┌──

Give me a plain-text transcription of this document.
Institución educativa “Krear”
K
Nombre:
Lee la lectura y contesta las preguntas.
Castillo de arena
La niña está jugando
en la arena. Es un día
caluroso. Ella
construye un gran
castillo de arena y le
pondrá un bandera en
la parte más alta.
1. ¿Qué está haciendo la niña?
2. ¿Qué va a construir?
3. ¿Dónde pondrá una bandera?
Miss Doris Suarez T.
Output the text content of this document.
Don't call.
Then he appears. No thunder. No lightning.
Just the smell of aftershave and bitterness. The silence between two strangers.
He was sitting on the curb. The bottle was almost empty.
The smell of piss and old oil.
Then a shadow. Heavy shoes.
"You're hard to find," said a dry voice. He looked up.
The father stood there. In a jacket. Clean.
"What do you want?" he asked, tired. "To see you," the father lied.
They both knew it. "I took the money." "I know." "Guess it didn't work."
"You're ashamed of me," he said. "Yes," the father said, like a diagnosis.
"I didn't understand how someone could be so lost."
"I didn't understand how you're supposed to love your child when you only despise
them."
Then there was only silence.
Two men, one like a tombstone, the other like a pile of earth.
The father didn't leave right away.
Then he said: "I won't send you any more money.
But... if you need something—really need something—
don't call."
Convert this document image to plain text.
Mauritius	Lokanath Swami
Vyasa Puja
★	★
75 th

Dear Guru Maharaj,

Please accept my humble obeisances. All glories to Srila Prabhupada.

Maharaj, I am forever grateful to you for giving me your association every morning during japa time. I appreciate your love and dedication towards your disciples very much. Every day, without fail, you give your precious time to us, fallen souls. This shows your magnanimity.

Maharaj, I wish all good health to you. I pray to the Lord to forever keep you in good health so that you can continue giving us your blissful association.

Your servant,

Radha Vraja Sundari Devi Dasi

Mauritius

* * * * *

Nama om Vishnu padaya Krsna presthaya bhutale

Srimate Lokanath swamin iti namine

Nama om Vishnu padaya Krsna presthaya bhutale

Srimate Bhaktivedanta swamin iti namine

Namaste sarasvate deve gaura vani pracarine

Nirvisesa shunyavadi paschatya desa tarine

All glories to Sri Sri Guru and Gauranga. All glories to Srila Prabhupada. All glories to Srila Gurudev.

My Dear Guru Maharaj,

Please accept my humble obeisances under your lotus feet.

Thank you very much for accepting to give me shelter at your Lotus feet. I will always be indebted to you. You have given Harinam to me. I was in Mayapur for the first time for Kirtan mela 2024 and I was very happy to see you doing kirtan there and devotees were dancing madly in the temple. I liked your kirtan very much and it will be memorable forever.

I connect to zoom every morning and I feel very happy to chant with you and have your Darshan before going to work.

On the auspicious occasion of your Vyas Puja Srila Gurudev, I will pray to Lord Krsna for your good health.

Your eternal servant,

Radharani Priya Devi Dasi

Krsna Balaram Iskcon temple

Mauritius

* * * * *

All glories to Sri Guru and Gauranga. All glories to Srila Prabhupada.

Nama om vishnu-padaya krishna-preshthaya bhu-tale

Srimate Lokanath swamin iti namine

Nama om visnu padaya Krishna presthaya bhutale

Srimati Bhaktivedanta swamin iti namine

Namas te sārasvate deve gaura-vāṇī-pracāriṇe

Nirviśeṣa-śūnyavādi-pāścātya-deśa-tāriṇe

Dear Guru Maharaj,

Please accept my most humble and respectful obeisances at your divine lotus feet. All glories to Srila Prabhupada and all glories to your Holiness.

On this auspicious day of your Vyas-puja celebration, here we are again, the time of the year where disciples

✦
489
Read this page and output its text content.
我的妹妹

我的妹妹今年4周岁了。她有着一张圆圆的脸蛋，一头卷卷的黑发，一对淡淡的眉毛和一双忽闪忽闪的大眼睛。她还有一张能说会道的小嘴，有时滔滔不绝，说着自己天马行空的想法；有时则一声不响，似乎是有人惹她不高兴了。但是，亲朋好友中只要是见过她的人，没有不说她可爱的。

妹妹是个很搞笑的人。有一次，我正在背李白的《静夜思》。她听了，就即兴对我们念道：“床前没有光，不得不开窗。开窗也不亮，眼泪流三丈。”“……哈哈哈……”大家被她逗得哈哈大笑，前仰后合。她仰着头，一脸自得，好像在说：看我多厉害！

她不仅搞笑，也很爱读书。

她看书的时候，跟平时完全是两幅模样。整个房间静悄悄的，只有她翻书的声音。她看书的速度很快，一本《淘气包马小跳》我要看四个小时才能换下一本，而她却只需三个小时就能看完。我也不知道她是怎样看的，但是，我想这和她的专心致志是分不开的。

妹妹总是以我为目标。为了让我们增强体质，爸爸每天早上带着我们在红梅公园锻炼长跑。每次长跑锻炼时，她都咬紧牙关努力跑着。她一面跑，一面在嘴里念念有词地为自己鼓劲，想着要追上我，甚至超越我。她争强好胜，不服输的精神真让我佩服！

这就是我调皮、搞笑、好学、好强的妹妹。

└──

§ YOUR GOAL
Tell how many lines include "father". The number is the whole answer.

§ TASK OUTPUT
4